(Source records)

----

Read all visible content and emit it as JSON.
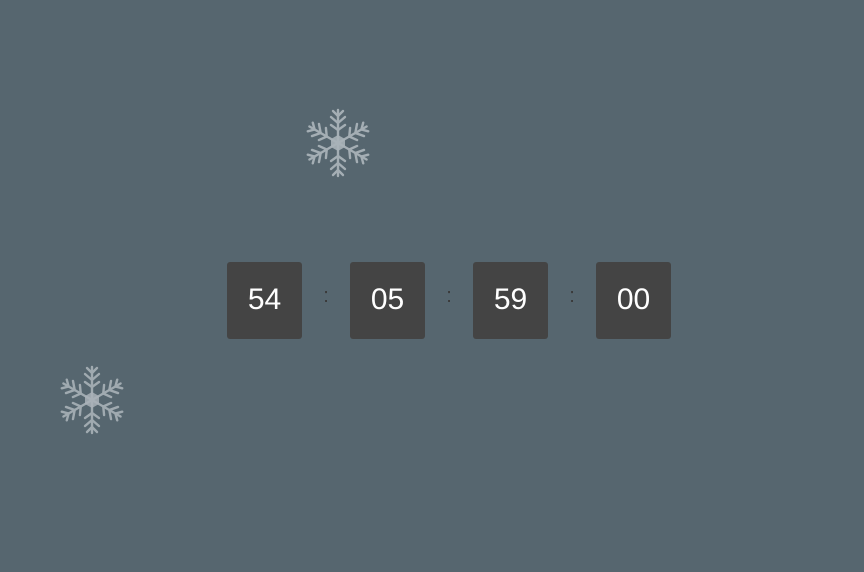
{
  "countdown": {
    "units": [
      "54",
      "05",
      "59",
      "00"
    ],
    "separator": ":"
  },
  "decor": {
    "flake_icon": "snowflake-icon",
    "flake_color": "#a9b2b8",
    "background": "#56666f",
    "box_color": "#444444"
  }
}
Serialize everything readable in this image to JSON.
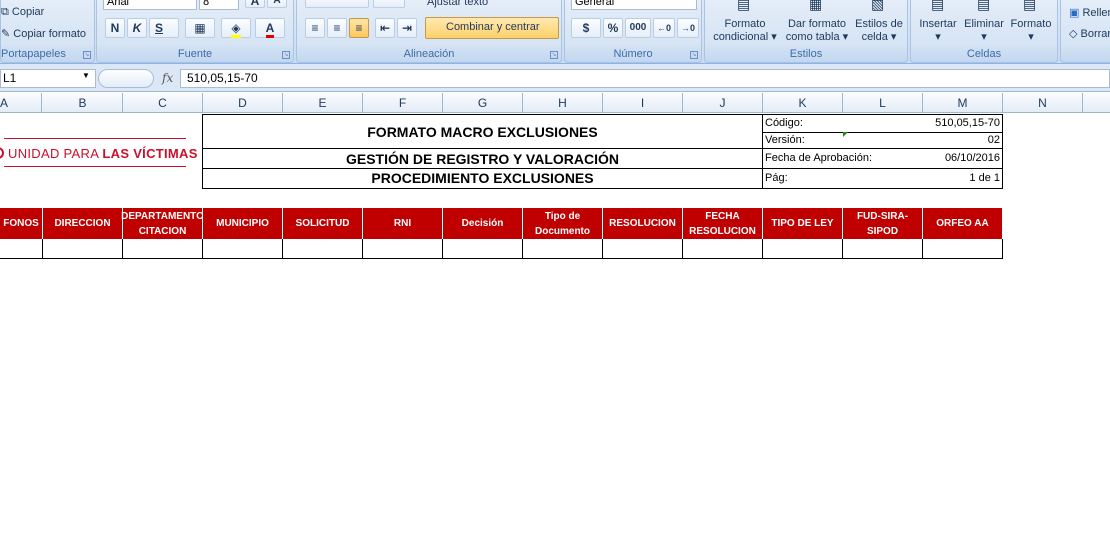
{
  "ribbon": {
    "portapapeles": {
      "label": "Portapapeles",
      "copiar": "Copiar",
      "copiar_formato": "Copiar formato"
    },
    "fuente": {
      "label": "Fuente",
      "font_name": "Arial",
      "font_size": "8",
      "bold": "N",
      "italic": "K",
      "underline": "S"
    },
    "alineacion": {
      "label": "Alineación",
      "ajustar_texto": "Ajustar texto",
      "combinar": "Combinar y centrar"
    },
    "numero": {
      "label": "Número",
      "format": "General",
      "currency": "$",
      "percent": "%",
      "thousands": "000"
    },
    "estilos": {
      "label": "Estilos",
      "formato_condicional_1": "Formato",
      "formato_condicional_2": "condicional",
      "dar_formato_1": "Dar formato",
      "dar_formato_2": "como tabla",
      "estilos_celda_1": "Estilos de",
      "estilos_celda_2": "celda"
    },
    "celdas": {
      "label": "Celdas",
      "insertar": "Insertar",
      "eliminar": "Eliminar",
      "formato": "Formato"
    },
    "modificar": {
      "rellenar": "Rellenar",
      "borrar": "Borrar"
    }
  },
  "formula_bar": {
    "name_box": "L1",
    "fx": "fx",
    "value": "510,05,15-70"
  },
  "columns": [
    "A",
    "B",
    "C",
    "D",
    "E",
    "F",
    "G",
    "H",
    "I",
    "J",
    "K",
    "L",
    "M",
    "N"
  ],
  "logo": {
    "prefix": "UNIDAD PARA",
    "emphasis": "LAS VÍCTIMAS"
  },
  "header": {
    "title1": "FORMATO MACRO EXCLUSIONES",
    "title2": "GESTIÓN DE REGISTRO Y VALORACIÓN",
    "title3": "PROCEDIMIENTO EXCLUSIONES"
  },
  "meta": {
    "codigo_label": "Código:",
    "codigo_value": "510,05,15-70",
    "version_label": "Versión:",
    "version_value": "02",
    "fecha_label": "Fecha de Aprobación:",
    "fecha_value": "06/10/2016",
    "pag_label": "Pág:",
    "pag_value": "1 de 1"
  },
  "table_headers": [
    "FONOS",
    "DIRECCION",
    "DEPARTAMENTO CITACION",
    "MUNICIPIO",
    "SOLICITUD",
    "RNI",
    "Decisión",
    "Tipo de Documento",
    "RESOLUCION",
    "FECHA RESOLUCION",
    "TIPO DE LEY",
    "FUD-SIRA-SIPOD",
    "ORFEO AA"
  ],
  "colors": {
    "header_red": "#c00000",
    "logo_red": "#c8102e",
    "ribbon_blue": "#dfe9f5"
  }
}
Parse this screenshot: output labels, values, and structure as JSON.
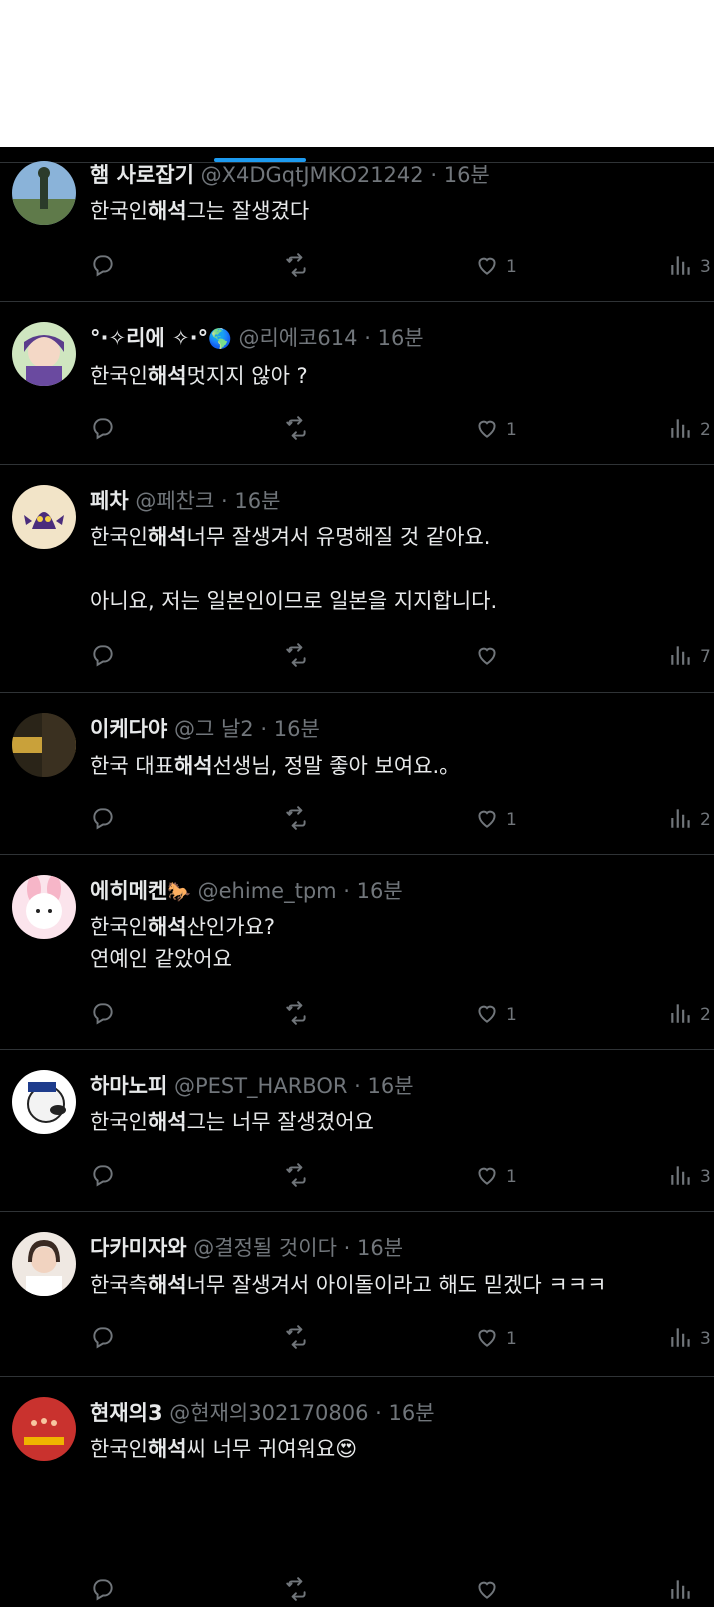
{
  "tweets": [
    {
      "name": "햄 사로잡기",
      "emoji": "",
      "handle": "@X4DGqtJMKO21242",
      "time": "16분",
      "body": [
        {
          "t": "한국인"
        },
        {
          "t": "해석",
          "b": true
        },
        {
          "t": "그는 잘생겼다"
        }
      ],
      "likes": "1",
      "views": "3"
    },
    {
      "name": "°·✧리에 ✧·°",
      "emoji": "🌎",
      "handle": "@리에코614",
      "time": "16분",
      "body": [
        {
          "t": "한국인"
        },
        {
          "t": "해석",
          "b": true
        },
        {
          "t": "멋지지 않아 ?"
        }
      ],
      "likes": "1",
      "views": "2"
    },
    {
      "name": "페차",
      "emoji": "",
      "handle": "@페찬크",
      "time": "16분",
      "body": [
        {
          "t": "한국인"
        },
        {
          "t": "해석",
          "b": true
        },
        {
          "t": "너무 잘생겨서 유명해질 것 같아요.\n\n아니요, 저는 일본인이므로 일본을 지지합니다."
        }
      ],
      "likes": "",
      "views": "7"
    },
    {
      "name": "이케다야",
      "emoji": "",
      "handle": "@그 날2",
      "time": "16분",
      "body": [
        {
          "t": "한국 대표"
        },
        {
          "t": "해석",
          "b": true
        },
        {
          "t": "선생님, 정말 좋아 보여요.。"
        }
      ],
      "likes": "1",
      "views": "2"
    },
    {
      "name": "에히메켄",
      "emoji": "🐎",
      "handle": "@ehime_tpm",
      "time": "16분",
      "body": [
        {
          "t": "한국인"
        },
        {
          "t": "해석",
          "b": true
        },
        {
          "t": "산인가요?\n연예인 같았어요"
        }
      ],
      "likes": "1",
      "views": "2"
    },
    {
      "name": "하마노피",
      "emoji": "",
      "handle": "@PEST_HARBOR",
      "time": "16분",
      "body": [
        {
          "t": "한국인"
        },
        {
          "t": "해석",
          "b": true
        },
        {
          "t": "그는 너무 잘생겼어요"
        }
      ],
      "likes": "1",
      "views": "3"
    },
    {
      "name": "다카미자와",
      "emoji": "",
      "handle": "@결정될 것이다",
      "time": "16분",
      "body": [
        {
          "t": "한국측"
        },
        {
          "t": "해석",
          "b": true
        },
        {
          "t": "너무 잘생겨서 아이돌이라고 해도 믿겠다 ㅋㅋㅋ"
        }
      ],
      "likes": "1",
      "views": "3"
    },
    {
      "name": "현재의3",
      "emoji": "",
      "handle": "@현재의302170806",
      "time": "16분",
      "body": [
        {
          "t": "한국인"
        },
        {
          "t": "해석",
          "b": true
        },
        {
          "t": "씨 너무 귀여워요"
        },
        {
          "t": "😍"
        }
      ],
      "likes": "",
      "views": ""
    }
  ],
  "separator": "·",
  "colors": {
    "accent": "#1d9bf0",
    "text": "#e7e9ea",
    "muted": "#71767b",
    "divider": "#2f3336"
  }
}
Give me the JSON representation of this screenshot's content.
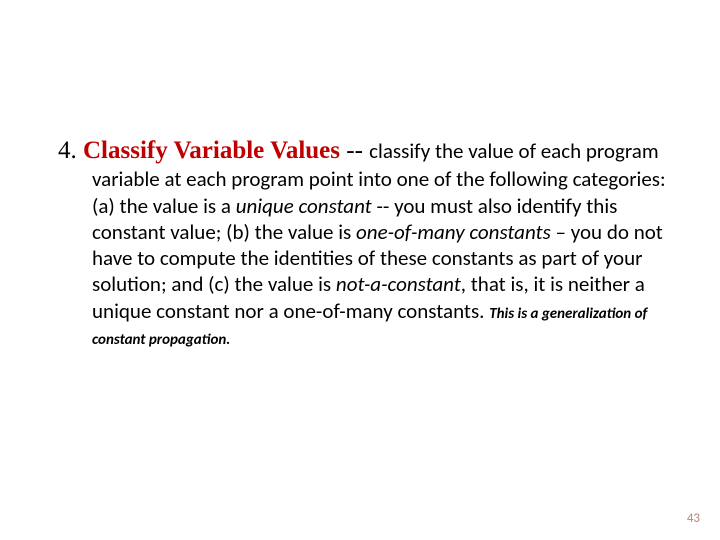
{
  "slide": {
    "number_prefix": "4. ",
    "title": "Classify Variable Values",
    "dashes": " -- ",
    "lead_in": "classify the value of each program variable at each program point into one of the following categories: (a) the value is a ",
    "term_a": "unique constant",
    "after_a": " -- you must also identify this constant value; (b) the value is ",
    "term_b": "one-of-many constants",
    "after_b": " – you do not have to compute the identities of these constants as part of your solution; and (c) the value is ",
    "term_c": "not-a-constant",
    "after_c": ", that is, it is neither a unique constant nor a one-of-many constants. ",
    "note": "This is a generalization of constant propagation."
  },
  "page_number": "43"
}
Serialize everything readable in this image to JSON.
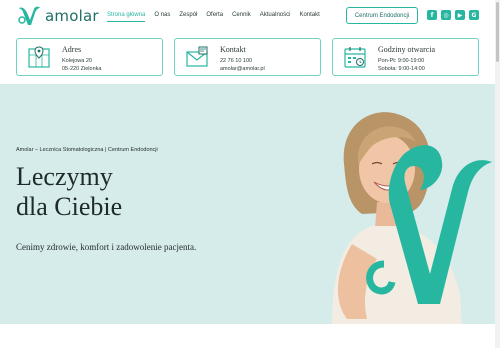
{
  "brand": {
    "name": "amolar",
    "accent": "#27b7a0",
    "dark_accent": "#1e6e66"
  },
  "nav": {
    "items": [
      {
        "label": "Strona główna",
        "active": true
      },
      {
        "label": "O nas"
      },
      {
        "label": "Zespół"
      },
      {
        "label": "Oferta"
      },
      {
        "label": "Cennik"
      },
      {
        "label": "Aktualności"
      },
      {
        "label": "Kontakt"
      }
    ],
    "cta_label": "Centrum Endodoncji",
    "socials": [
      "facebook-icon",
      "instagram-icon",
      "youtube-icon",
      "google-icon"
    ]
  },
  "info": {
    "address": {
      "title": "Adres",
      "line1": "Kolejowa 20",
      "line2": "05-220 Zielonka",
      "icon": "map-icon"
    },
    "contact": {
      "title": "Kontakt",
      "line1": "22 76 10 100",
      "line2": "amolar@amolar.pl",
      "icon": "envelope-icon"
    },
    "hours": {
      "title": "Godziny otwarcia",
      "line1": "Pon-Pt: 9:00-19:00",
      "line2": "Sobota: 9:00-14:00",
      "icon": "calendar-icon"
    }
  },
  "hero": {
    "subtitle": "Amolar – Lecznica Stomatologiczna | Centrum Endodoncji",
    "title_line1": "Leczymy",
    "title_line2": "dla Ciebie",
    "lead": "Cenimy zdrowie, komfort i zadowolenie pacjenta."
  }
}
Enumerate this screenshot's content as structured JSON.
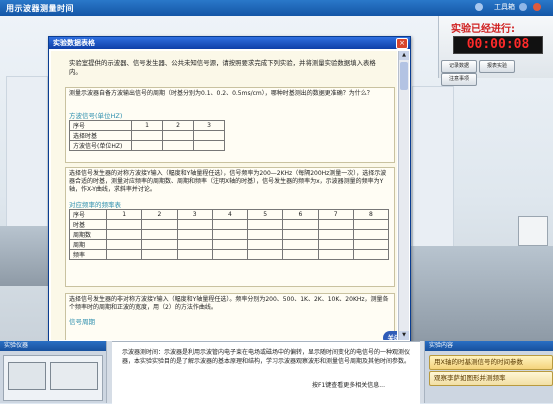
{
  "app": {
    "title": "用示波器测量时间",
    "tools_label": "工具箱"
  },
  "timer": {
    "label": "实验已经进行:",
    "time": "00:00:08",
    "buttons": [
      "记录数据",
      "报表实验",
      "注意事项"
    ]
  },
  "dialog": {
    "title": "实验数据表格",
    "intro": "实验室提供的示波器、信号发生器、公共未知信号源，请按照要求完成下列实验，并将测量实验数据填入表格内。",
    "q1": {
      "text": "测量示波器自备方波输出信号的周期（时基分别为0.1、0.2、0.5ms/cm），哪种时基测出的数据更准确？为什么？",
      "subtitle": "方波信号(单位HZ)",
      "row_labels": [
        "序号",
        "选择时基",
        "方波信号(单位HZ)"
      ],
      "cols": [
        "1",
        "2",
        "3"
      ]
    },
    "q2": {
      "text": "选择信号发生器的对称方波接Y输入（幅度和Y轴量程任选），信号频率为200—2KHz（每隔200Hz测量一次），选择示波器合适的时基，测量对应频率的周期数、周期和频率（注明X轴的时基），信号发生器的频率为x，示波器测量的频率为Y轴，作X-Y曲线，求斜率并讨论。",
      "subtitle": "对应频率的频率表",
      "row_labels": [
        "序号",
        "时基",
        "周期数",
        "周期",
        "频率"
      ],
      "cols": [
        "1",
        "2",
        "3",
        "4",
        "5",
        "6",
        "7",
        "8"
      ]
    },
    "q3": {
      "text": "选择信号发生器的非对称方波接Y输入（幅度和Y轴量程任选）。频率分别为200、500、1K、2K、10K、20KHz，测量各个频率时的周期和正波的宽度，用（2）的方法作曲线。",
      "subtitle": "信号周期"
    },
    "close_label": "关闭"
  },
  "bottom": {
    "instrument_header": "实验仪器",
    "description": "示波器测时间：示波器是利用示波管内电子束在电场或磁场中的偏转，显示随时间变化的电信号的一种观测仪器，本实验实验目的是了解示波器的基本原理和结构，学习示波器观察波形和测量信号周期及其他时间参数。",
    "hint": "按F1键查看更多相关信息...",
    "content_header": "实验内容",
    "content_items": [
      "用X轴的时基测信号的时间参数",
      "观察李萨如图形并测频率"
    ]
  }
}
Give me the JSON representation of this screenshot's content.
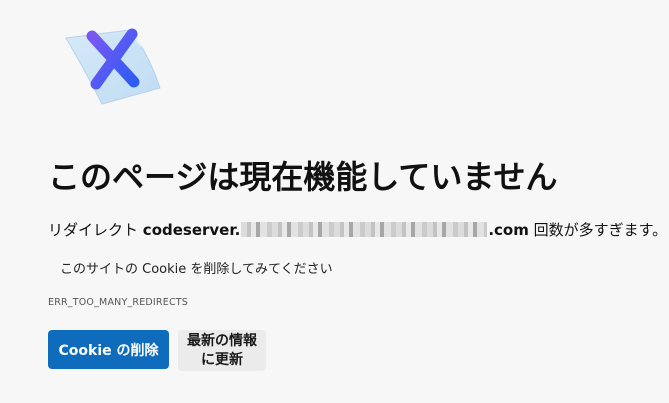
{
  "error": {
    "icon": "broken-page-x-icon",
    "title": "このページは現在機能していません",
    "redirect_prefix": "リダイレクト",
    "host_prefix": "codeserver.",
    "host_suffix": ".com",
    "redirect_suffix": "回数が多すぎます。",
    "suggestion": "このサイトの Cookie を削除してみてください",
    "code": "ERR_TOO_MANY_REDIRECTS"
  },
  "actions": {
    "delete_cookies_label": "Cookie の削除",
    "refresh_label": "最新の情報\nに更新"
  },
  "colors": {
    "primary_button": "#0f6cbd",
    "secondary_button": "#ebebeb",
    "background": "#f7f7f7",
    "icon_gradient_start": "#6f4cf0",
    "icon_gradient_end": "#2f5cf5"
  }
}
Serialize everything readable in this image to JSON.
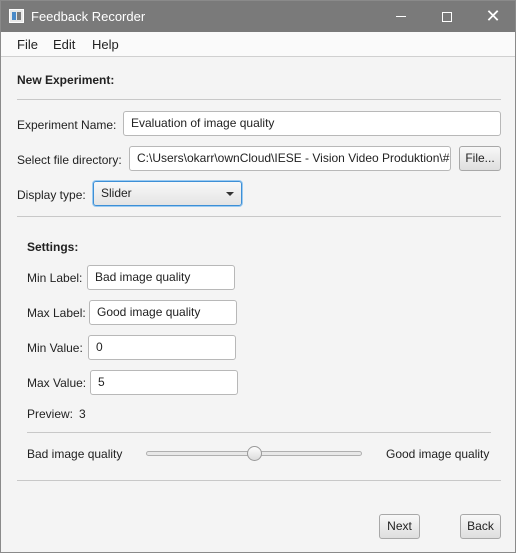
{
  "window": {
    "title": "Feedback Recorder"
  },
  "menu": {
    "items": [
      "File",
      "Edit",
      "Help"
    ]
  },
  "form": {
    "heading": "New Experiment:",
    "experiment_name_label": "Experiment Name:",
    "experiment_name_value": "Evaluation of image quality",
    "file_dir_label": "Select file directory:",
    "file_dir_value": "C:\\Users\\okarr\\ownCloud\\IESE - Vision Video Produktion\\#",
    "file_button": "File...",
    "display_type_label": "Display type:",
    "display_type_value": "Slider"
  },
  "settings": {
    "heading": "Settings:",
    "min_label_label": "Min Label:",
    "min_label_value": "Bad image quality",
    "max_label_label": "Max Label:",
    "max_label_value": "Good image quality",
    "min_value_label": "Min Value:",
    "min_value_value": "0",
    "max_value_label": "Max Value:",
    "max_value_value": "5",
    "preview_label": "Preview:",
    "preview_value": "3",
    "slider": {
      "min": 0,
      "max": 5,
      "value": 2.5,
      "min_text": "Bad image quality",
      "max_text": "Good image quality"
    }
  },
  "footer": {
    "next_button": "Next",
    "back_button": "Back"
  }
}
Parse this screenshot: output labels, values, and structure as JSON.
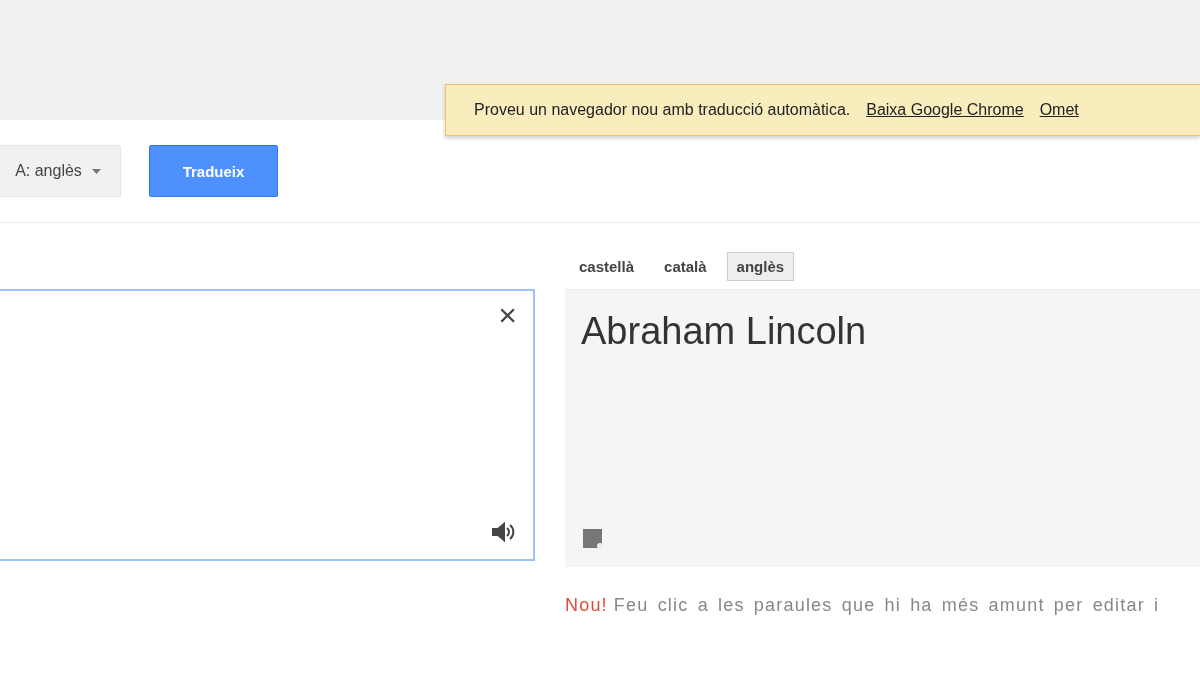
{
  "notice": {
    "message": "Proveu un navegador nou amb traducció automàtica.",
    "links": [
      "Baixa Google Chrome",
      "Omet"
    ]
  },
  "toolbar": {
    "target_language": "A: anglès",
    "translate_button": "Tradueix"
  },
  "target_tabs": [
    {
      "label": "castellà",
      "selected": false
    },
    {
      "label": "català",
      "selected": false
    },
    {
      "label": "anglès",
      "selected": true
    }
  ],
  "source": {
    "clear_icon": "×"
  },
  "output": {
    "text": "Abraham Lincoln"
  },
  "tip": {
    "badge": "Nou!",
    "text": "Feu clic a les paraules que hi ha més amunt per editar i"
  }
}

----

▸ **Aim of the exercise**:
Find the lines above holding the word "EXCLUSIONES" and show them.

▸ **Solution**:
    "title1": "FORMATO MACRO EXCLUSIONES",
    "title3": "PROCEDIMIENTO EXCLUSIONES"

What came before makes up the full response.